Copy every line of the data that contains the string "this".

EXTRACTED INFORMATION
────────────────────
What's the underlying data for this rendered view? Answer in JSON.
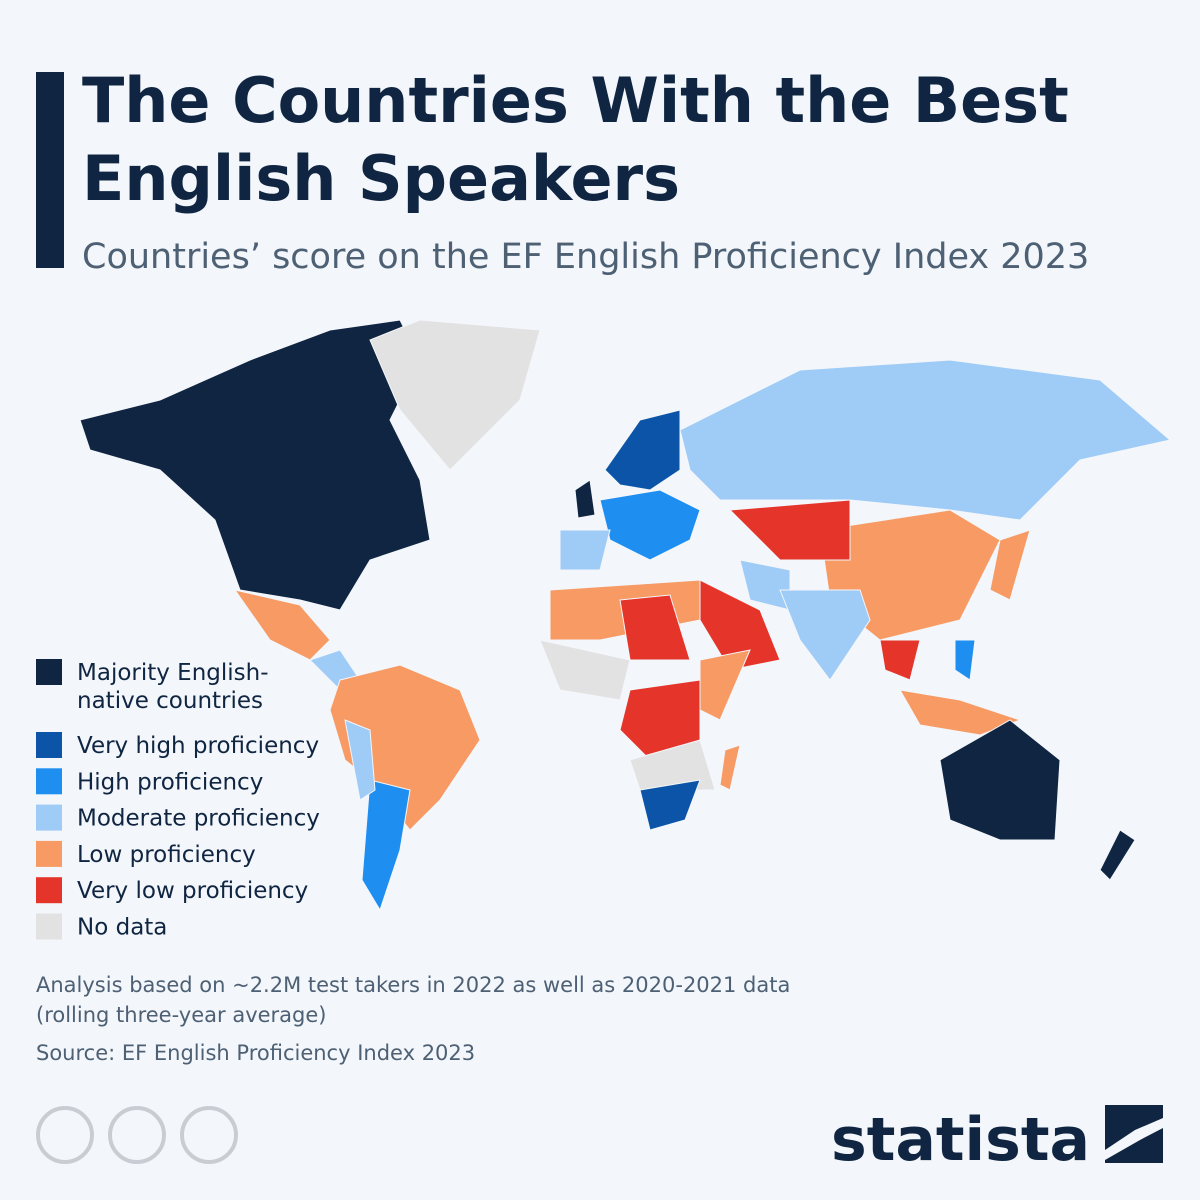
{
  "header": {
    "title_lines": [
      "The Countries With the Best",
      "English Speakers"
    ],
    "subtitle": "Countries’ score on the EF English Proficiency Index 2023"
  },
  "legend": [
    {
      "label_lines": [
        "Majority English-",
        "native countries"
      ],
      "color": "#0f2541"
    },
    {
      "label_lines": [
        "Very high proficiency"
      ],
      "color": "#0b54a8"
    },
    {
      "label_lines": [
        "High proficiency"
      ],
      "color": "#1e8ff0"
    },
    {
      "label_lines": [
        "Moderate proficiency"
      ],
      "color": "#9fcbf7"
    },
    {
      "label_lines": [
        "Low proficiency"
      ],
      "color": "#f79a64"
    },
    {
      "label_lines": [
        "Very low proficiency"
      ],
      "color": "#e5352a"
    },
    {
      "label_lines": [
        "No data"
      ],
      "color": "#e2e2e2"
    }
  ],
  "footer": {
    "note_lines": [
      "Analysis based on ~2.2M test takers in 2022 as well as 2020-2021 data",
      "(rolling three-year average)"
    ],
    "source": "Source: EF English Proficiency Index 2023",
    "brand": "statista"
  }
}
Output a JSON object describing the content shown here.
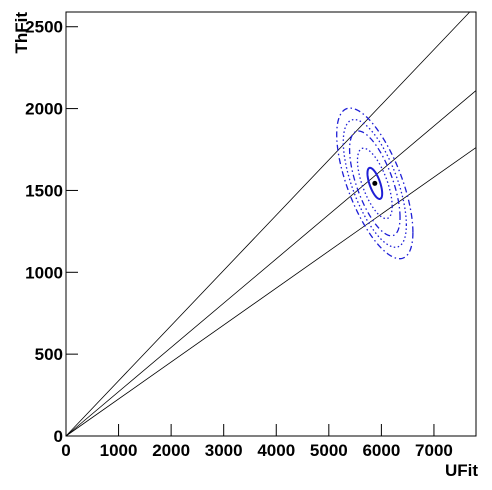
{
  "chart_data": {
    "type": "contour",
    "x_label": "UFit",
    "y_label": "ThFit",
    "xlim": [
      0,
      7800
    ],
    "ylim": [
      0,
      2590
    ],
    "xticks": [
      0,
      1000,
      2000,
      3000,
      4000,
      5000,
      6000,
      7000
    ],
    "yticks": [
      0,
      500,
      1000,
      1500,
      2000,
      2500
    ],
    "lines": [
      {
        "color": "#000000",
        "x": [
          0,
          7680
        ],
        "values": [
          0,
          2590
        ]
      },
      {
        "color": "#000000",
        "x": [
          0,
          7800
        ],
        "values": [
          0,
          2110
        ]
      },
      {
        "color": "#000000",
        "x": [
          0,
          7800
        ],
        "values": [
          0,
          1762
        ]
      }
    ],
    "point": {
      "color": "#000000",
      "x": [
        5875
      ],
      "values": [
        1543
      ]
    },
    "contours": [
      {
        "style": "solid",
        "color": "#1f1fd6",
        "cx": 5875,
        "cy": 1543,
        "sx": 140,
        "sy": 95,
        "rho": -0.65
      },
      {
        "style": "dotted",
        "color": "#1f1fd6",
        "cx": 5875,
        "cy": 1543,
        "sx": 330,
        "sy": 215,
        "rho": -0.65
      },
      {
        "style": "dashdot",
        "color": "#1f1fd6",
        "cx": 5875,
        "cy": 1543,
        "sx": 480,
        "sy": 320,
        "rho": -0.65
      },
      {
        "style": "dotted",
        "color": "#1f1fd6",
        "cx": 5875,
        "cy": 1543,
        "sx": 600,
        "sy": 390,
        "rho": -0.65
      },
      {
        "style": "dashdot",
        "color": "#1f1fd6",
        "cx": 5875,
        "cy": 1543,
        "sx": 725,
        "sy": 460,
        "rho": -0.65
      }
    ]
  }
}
────────────────────
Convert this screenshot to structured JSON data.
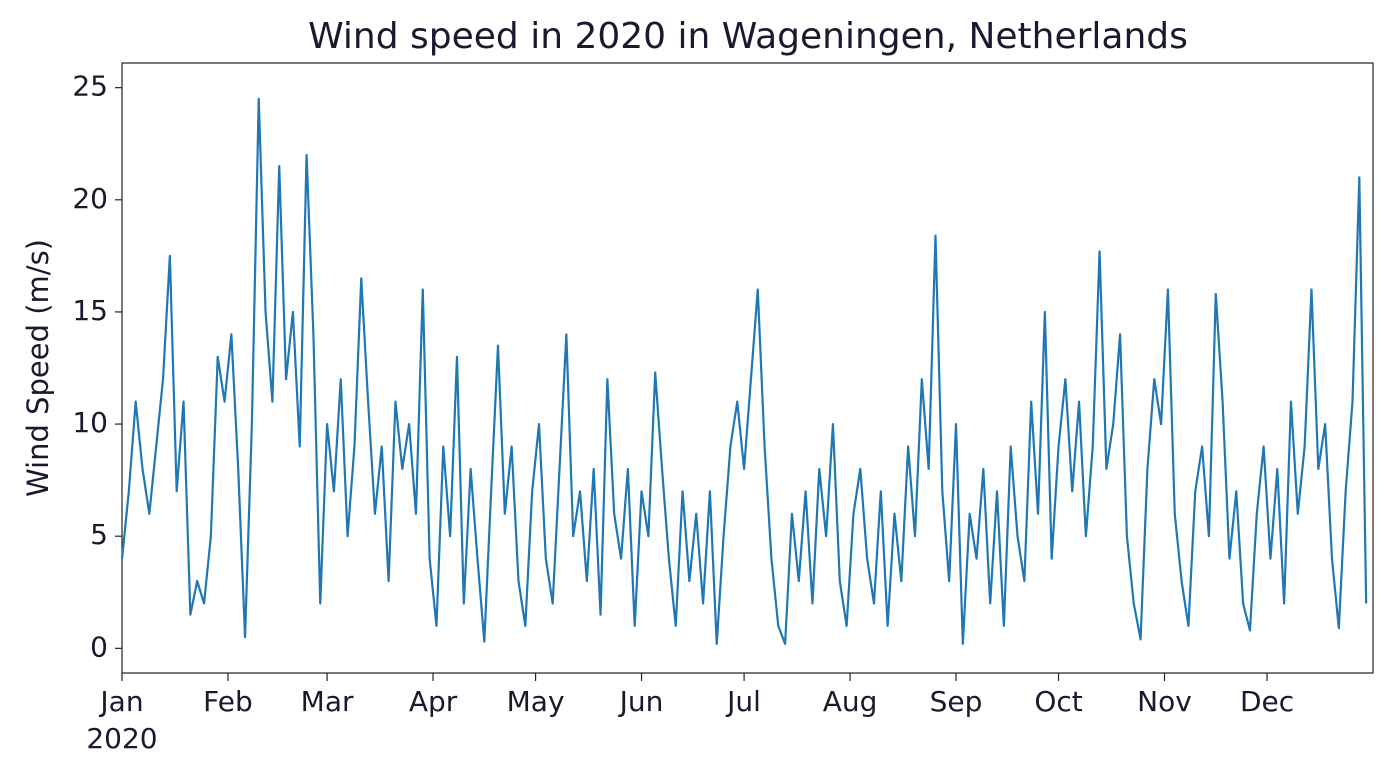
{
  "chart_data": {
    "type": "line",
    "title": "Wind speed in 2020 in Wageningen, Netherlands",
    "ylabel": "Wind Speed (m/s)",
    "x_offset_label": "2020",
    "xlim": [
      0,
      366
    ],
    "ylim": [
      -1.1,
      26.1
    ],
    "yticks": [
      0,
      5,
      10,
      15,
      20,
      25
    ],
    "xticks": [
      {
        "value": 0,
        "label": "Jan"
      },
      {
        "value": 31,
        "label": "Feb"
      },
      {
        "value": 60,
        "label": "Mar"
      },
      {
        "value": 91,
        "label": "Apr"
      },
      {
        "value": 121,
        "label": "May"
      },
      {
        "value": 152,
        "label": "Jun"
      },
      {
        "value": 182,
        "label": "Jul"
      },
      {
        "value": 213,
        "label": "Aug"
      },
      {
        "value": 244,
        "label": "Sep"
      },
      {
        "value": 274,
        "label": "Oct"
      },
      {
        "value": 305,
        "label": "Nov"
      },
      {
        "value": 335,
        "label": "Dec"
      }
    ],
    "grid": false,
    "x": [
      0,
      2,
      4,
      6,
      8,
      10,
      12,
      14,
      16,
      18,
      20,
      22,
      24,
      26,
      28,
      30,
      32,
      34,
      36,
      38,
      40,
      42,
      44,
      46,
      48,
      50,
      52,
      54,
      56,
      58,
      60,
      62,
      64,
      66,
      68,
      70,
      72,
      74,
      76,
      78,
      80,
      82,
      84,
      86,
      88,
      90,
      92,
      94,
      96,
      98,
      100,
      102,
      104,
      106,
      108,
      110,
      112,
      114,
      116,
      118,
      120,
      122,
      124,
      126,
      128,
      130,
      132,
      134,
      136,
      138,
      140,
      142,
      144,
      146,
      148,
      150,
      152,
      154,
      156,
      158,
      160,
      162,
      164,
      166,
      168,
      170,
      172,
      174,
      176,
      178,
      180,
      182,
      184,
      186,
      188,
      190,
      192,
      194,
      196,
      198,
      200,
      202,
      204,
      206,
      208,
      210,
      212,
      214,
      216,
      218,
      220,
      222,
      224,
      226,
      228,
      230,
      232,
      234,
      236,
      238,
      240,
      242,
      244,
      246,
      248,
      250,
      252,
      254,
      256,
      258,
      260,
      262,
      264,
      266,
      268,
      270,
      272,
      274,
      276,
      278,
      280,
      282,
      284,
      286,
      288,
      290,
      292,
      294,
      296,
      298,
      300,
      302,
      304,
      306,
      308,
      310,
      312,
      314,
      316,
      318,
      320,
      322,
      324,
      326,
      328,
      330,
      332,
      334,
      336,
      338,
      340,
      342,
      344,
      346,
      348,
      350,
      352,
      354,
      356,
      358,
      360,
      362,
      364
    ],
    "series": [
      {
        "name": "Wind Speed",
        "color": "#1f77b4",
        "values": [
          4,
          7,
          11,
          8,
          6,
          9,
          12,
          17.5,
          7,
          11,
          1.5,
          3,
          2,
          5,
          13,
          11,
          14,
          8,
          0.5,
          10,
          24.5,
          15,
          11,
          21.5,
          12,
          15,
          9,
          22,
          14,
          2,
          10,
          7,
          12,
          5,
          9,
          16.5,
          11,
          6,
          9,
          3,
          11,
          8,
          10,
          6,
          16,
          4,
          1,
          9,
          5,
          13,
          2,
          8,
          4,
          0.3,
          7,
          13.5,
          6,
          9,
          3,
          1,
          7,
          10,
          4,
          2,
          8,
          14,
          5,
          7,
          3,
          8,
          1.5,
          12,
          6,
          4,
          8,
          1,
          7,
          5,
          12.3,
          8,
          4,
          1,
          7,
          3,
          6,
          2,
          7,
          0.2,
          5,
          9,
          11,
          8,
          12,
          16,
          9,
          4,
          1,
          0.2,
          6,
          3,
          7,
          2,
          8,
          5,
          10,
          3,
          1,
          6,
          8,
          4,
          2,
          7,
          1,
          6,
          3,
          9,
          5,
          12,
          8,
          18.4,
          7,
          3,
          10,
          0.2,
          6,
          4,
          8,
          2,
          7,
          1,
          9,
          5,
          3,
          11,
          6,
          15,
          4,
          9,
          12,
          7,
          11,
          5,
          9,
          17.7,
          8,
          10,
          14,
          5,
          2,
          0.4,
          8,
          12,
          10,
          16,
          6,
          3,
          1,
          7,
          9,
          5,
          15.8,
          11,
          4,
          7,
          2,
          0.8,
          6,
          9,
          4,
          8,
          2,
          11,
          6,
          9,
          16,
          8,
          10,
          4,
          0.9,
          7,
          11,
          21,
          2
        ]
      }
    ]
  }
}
────────────────────
TASK ANSWER
What's the underlying data for this rendered view? Answer in JSON.
Convert this screenshot to structured JSON data.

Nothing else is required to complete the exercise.